## PROBLEM TO SOLVE
Copy all lines below exactly as written. Leave pictures out.

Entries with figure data
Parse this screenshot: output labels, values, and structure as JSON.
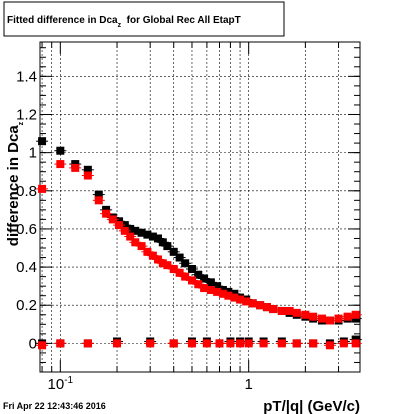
{
  "chart_data": {
    "type": "scatter",
    "title": {
      "prefix": "Fitted difference in Dca",
      "subscript": "z",
      "suffix": "  for Global Rec All EtapT"
    },
    "xlabel": "pT/|q| (GeV/c)",
    "ylabel": {
      "main": "difference in Dca",
      "subscript": "z"
    },
    "x_scale": "log",
    "xlim": [
      0.078,
      3.9
    ],
    "ylim": [
      -0.15,
      1.58
    ],
    "x_ticks": [
      {
        "value": 0.1,
        "base": "10",
        "exp": "-1"
      },
      {
        "value": 1,
        "label": "1"
      }
    ],
    "y_ticks": [
      0,
      0.2,
      0.4,
      0.6,
      0.8,
      1,
      1.2,
      1.4
    ],
    "grid": true,
    "footer": "Fri Apr 22 12:43:46 2016",
    "series": [
      {
        "color": "#000000",
        "marker": "square",
        "points": [
          [
            0.08,
            1.06
          ],
          [
            0.1,
            1.01
          ],
          [
            0.12,
            0.94
          ],
          [
            0.14,
            0.91
          ],
          [
            0.16,
            0.78
          ],
          [
            0.175,
            0.7
          ],
          [
            0.19,
            0.66
          ],
          [
            0.205,
            0.64
          ],
          [
            0.22,
            0.62
          ],
          [
            0.235,
            0.6
          ],
          [
            0.25,
            0.59
          ],
          [
            0.27,
            0.58
          ],
          [
            0.29,
            0.57
          ],
          [
            0.31,
            0.56
          ],
          [
            0.33,
            0.55
          ],
          [
            0.35,
            0.53
          ],
          [
            0.37,
            0.51
          ],
          [
            0.4,
            0.48
          ],
          [
            0.43,
            0.45
          ],
          [
            0.46,
            0.42
          ],
          [
            0.5,
            0.39
          ],
          [
            0.54,
            0.36
          ],
          [
            0.58,
            0.34
          ],
          [
            0.63,
            0.32
          ],
          [
            0.68,
            0.3
          ],
          [
            0.73,
            0.28
          ],
          [
            0.78,
            0.27
          ],
          [
            0.84,
            0.26
          ],
          [
            0.9,
            0.24
          ],
          [
            0.97,
            0.23
          ],
          [
            1.05,
            0.21
          ],
          [
            1.15,
            0.2
          ],
          [
            1.25,
            0.19
          ],
          [
            1.35,
            0.18
          ],
          [
            1.5,
            0.17
          ],
          [
            1.65,
            0.16
          ],
          [
            1.8,
            0.15
          ],
          [
            2.0,
            0.14
          ],
          [
            2.2,
            0.13
          ],
          [
            2.45,
            0.12
          ],
          [
            2.7,
            0.12
          ],
          [
            3.0,
            0.12
          ],
          [
            3.35,
            0.13
          ],
          [
            3.7,
            0.13
          ]
        ],
        "flat_points": [
          [
            0.08,
            0.0
          ],
          [
            0.1,
            0.0
          ],
          [
            0.14,
            0.0
          ],
          [
            0.2,
            0.01
          ],
          [
            0.3,
            0.01
          ],
          [
            0.4,
            0.0
          ],
          [
            0.5,
            0.01
          ],
          [
            0.6,
            0.01
          ],
          [
            0.7,
            0.0
          ],
          [
            0.8,
            0.01
          ],
          [
            0.9,
            0.01
          ],
          [
            1.0,
            0.01
          ],
          [
            1.2,
            0.01
          ],
          [
            1.5,
            0.01
          ],
          [
            1.8,
            0.0
          ],
          [
            2.2,
            0.0
          ],
          [
            2.7,
            0.0
          ],
          [
            3.2,
            0.01
          ],
          [
            3.7,
            0.02
          ]
        ]
      },
      {
        "color": "#ff0000",
        "marker": "square",
        "points": [
          [
            0.08,
            0.81
          ],
          [
            0.1,
            0.94
          ],
          [
            0.12,
            0.92
          ],
          [
            0.14,
            0.88
          ],
          [
            0.16,
            0.75
          ],
          [
            0.175,
            0.68
          ],
          [
            0.19,
            0.65
          ],
          [
            0.205,
            0.62
          ],
          [
            0.22,
            0.59
          ],
          [
            0.235,
            0.56
          ],
          [
            0.25,
            0.53
          ],
          [
            0.27,
            0.51
          ],
          [
            0.29,
            0.48
          ],
          [
            0.31,
            0.46
          ],
          [
            0.33,
            0.44
          ],
          [
            0.35,
            0.42
          ],
          [
            0.37,
            0.41
          ],
          [
            0.4,
            0.39
          ],
          [
            0.43,
            0.37
          ],
          [
            0.46,
            0.35
          ],
          [
            0.5,
            0.33
          ],
          [
            0.54,
            0.31
          ],
          [
            0.58,
            0.29
          ],
          [
            0.63,
            0.28
          ],
          [
            0.68,
            0.27
          ],
          [
            0.73,
            0.26
          ],
          [
            0.78,
            0.25
          ],
          [
            0.84,
            0.24
          ],
          [
            0.9,
            0.23
          ],
          [
            0.97,
            0.22
          ],
          [
            1.05,
            0.21
          ],
          [
            1.15,
            0.2
          ],
          [
            1.25,
            0.19
          ],
          [
            1.35,
            0.18
          ],
          [
            1.5,
            0.17
          ],
          [
            1.65,
            0.17
          ],
          [
            1.8,
            0.16
          ],
          [
            2.0,
            0.15
          ],
          [
            2.2,
            0.14
          ],
          [
            2.45,
            0.13
          ],
          [
            2.7,
            0.12
          ],
          [
            3.0,
            0.13
          ],
          [
            3.35,
            0.14
          ],
          [
            3.7,
            0.15
          ]
        ],
        "flat_points": [
          [
            0.08,
            -0.01
          ],
          [
            0.1,
            0.0
          ],
          [
            0.14,
            0.0
          ],
          [
            0.2,
            0.0
          ],
          [
            0.3,
            0.0
          ],
          [
            0.4,
            0.0
          ],
          [
            0.5,
            0.0
          ],
          [
            0.6,
            0.0
          ],
          [
            0.7,
            0.0
          ],
          [
            0.8,
            0.0
          ],
          [
            0.9,
            0.0
          ],
          [
            1.0,
            0.0
          ],
          [
            1.2,
            0.0
          ],
          [
            1.5,
            0.0
          ],
          [
            1.8,
            0.0
          ],
          [
            2.2,
            0.0
          ],
          [
            2.7,
            -0.01
          ],
          [
            3.2,
            0.0
          ],
          [
            3.7,
            0.0
          ]
        ]
      }
    ]
  }
}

## FULL OUTPUT
Parse this screenshot: output labels, values, and structure as JSON.
{
  "chart_data": {
    "type": "scatter",
    "title": {
      "prefix": "Fitted difference in Dca",
      "subscript": "z",
      "suffix": "  for Global Rec All EtapT"
    },
    "xlabel": "pT/|q| (GeV/c)",
    "ylabel": {
      "main": "difference in Dca",
      "subscript": "z"
    },
    "x_scale": "log",
    "xlim": [
      0.078,
      3.9
    ],
    "ylim": [
      -0.15,
      1.58
    ],
    "x_ticks": [
      {
        "value": 0.1,
        "base": "10",
        "exp": "-1"
      },
      {
        "value": 1,
        "label": "1"
      }
    ],
    "y_ticks": [
      0,
      0.2,
      0.4,
      0.6,
      0.8,
      1,
      1.2,
      1.4
    ],
    "grid": true,
    "footer": "Fri Apr 22 12:43:46 2016",
    "series": [
      {
        "color": "#000000",
        "marker": "square",
        "points": [
          [
            0.08,
            1.06
          ],
          [
            0.1,
            1.01
          ],
          [
            0.12,
            0.94
          ],
          [
            0.14,
            0.91
          ],
          [
            0.16,
            0.78
          ],
          [
            0.175,
            0.7
          ],
          [
            0.19,
            0.66
          ],
          [
            0.205,
            0.64
          ],
          [
            0.22,
            0.62
          ],
          [
            0.235,
            0.6
          ],
          [
            0.25,
            0.59
          ],
          [
            0.27,
            0.58
          ],
          [
            0.29,
            0.57
          ],
          [
            0.31,
            0.56
          ],
          [
            0.33,
            0.55
          ],
          [
            0.35,
            0.53
          ],
          [
            0.37,
            0.51
          ],
          [
            0.4,
            0.48
          ],
          [
            0.43,
            0.45
          ],
          [
            0.46,
            0.42
          ],
          [
            0.5,
            0.39
          ],
          [
            0.54,
            0.36
          ],
          [
            0.58,
            0.34
          ],
          [
            0.63,
            0.32
          ],
          [
            0.68,
            0.3
          ],
          [
            0.73,
            0.28
          ],
          [
            0.78,
            0.27
          ],
          [
            0.84,
            0.26
          ],
          [
            0.9,
            0.24
          ],
          [
            0.97,
            0.23
          ],
          [
            1.05,
            0.21
          ],
          [
            1.15,
            0.2
          ],
          [
            1.25,
            0.19
          ],
          [
            1.35,
            0.18
          ],
          [
            1.5,
            0.17
          ],
          [
            1.65,
            0.16
          ],
          [
            1.8,
            0.15
          ],
          [
            2.0,
            0.14
          ],
          [
            2.2,
            0.13
          ],
          [
            2.45,
            0.12
          ],
          [
            2.7,
            0.12
          ],
          [
            3.0,
            0.12
          ],
          [
            3.35,
            0.13
          ],
          [
            3.7,
            0.13
          ]
        ],
        "flat_points": [
          [
            0.08,
            0.0
          ],
          [
            0.1,
            0.0
          ],
          [
            0.14,
            0.0
          ],
          [
            0.2,
            0.01
          ],
          [
            0.3,
            0.01
          ],
          [
            0.4,
            0.0
          ],
          [
            0.5,
            0.01
          ],
          [
            0.6,
            0.01
          ],
          [
            0.7,
            0.0
          ],
          [
            0.8,
            0.01
          ],
          [
            0.9,
            0.01
          ],
          [
            1.0,
            0.01
          ],
          [
            1.2,
            0.01
          ],
          [
            1.5,
            0.01
          ],
          [
            1.8,
            0.0
          ],
          [
            2.2,
            0.0
          ],
          [
            2.7,
            0.0
          ],
          [
            3.2,
            0.01
          ],
          [
            3.7,
            0.02
          ]
        ]
      },
      {
        "color": "#ff0000",
        "marker": "square",
        "points": [
          [
            0.08,
            0.81
          ],
          [
            0.1,
            0.94
          ],
          [
            0.12,
            0.92
          ],
          [
            0.14,
            0.88
          ],
          [
            0.16,
            0.75
          ],
          [
            0.175,
            0.68
          ],
          [
            0.19,
            0.65
          ],
          [
            0.205,
            0.62
          ],
          [
            0.22,
            0.59
          ],
          [
            0.235,
            0.56
          ],
          [
            0.25,
            0.53
          ],
          [
            0.27,
            0.51
          ],
          [
            0.29,
            0.48
          ],
          [
            0.31,
            0.46
          ],
          [
            0.33,
            0.44
          ],
          [
            0.35,
            0.42
          ],
          [
            0.37,
            0.41
          ],
          [
            0.4,
            0.39
          ],
          [
            0.43,
            0.37
          ],
          [
            0.46,
            0.35
          ],
          [
            0.5,
            0.33
          ],
          [
            0.54,
            0.31
          ],
          [
            0.58,
            0.29
          ],
          [
            0.63,
            0.28
          ],
          [
            0.68,
            0.27
          ],
          [
            0.73,
            0.26
          ],
          [
            0.78,
            0.25
          ],
          [
            0.84,
            0.24
          ],
          [
            0.9,
            0.23
          ],
          [
            0.97,
            0.22
          ],
          [
            1.05,
            0.21
          ],
          [
            1.15,
            0.2
          ],
          [
            1.25,
            0.19
          ],
          [
            1.35,
            0.18
          ],
          [
            1.5,
            0.17
          ],
          [
            1.65,
            0.17
          ],
          [
            1.8,
            0.16
          ],
          [
            2.0,
            0.15
          ],
          [
            2.2,
            0.14
          ],
          [
            2.45,
            0.13
          ],
          [
            2.7,
            0.12
          ],
          [
            3.0,
            0.13
          ],
          [
            3.35,
            0.14
          ],
          [
            3.7,
            0.15
          ]
        ],
        "flat_points": [
          [
            0.08,
            -0.01
          ],
          [
            0.1,
            0.0
          ],
          [
            0.14,
            0.0
          ],
          [
            0.2,
            0.0
          ],
          [
            0.3,
            0.0
          ],
          [
            0.4,
            0.0
          ],
          [
            0.5,
            0.0
          ],
          [
            0.6,
            0.0
          ],
          [
            0.7,
            0.0
          ],
          [
            0.8,
            0.0
          ],
          [
            0.9,
            0.0
          ],
          [
            1.0,
            0.0
          ],
          [
            1.2,
            0.0
          ],
          [
            1.5,
            0.0
          ],
          [
            1.8,
            0.0
          ],
          [
            2.2,
            0.0
          ],
          [
            2.7,
            -0.01
          ],
          [
            3.2,
            0.0
          ],
          [
            3.7,
            0.0
          ]
        ]
      }
    ]
  }
}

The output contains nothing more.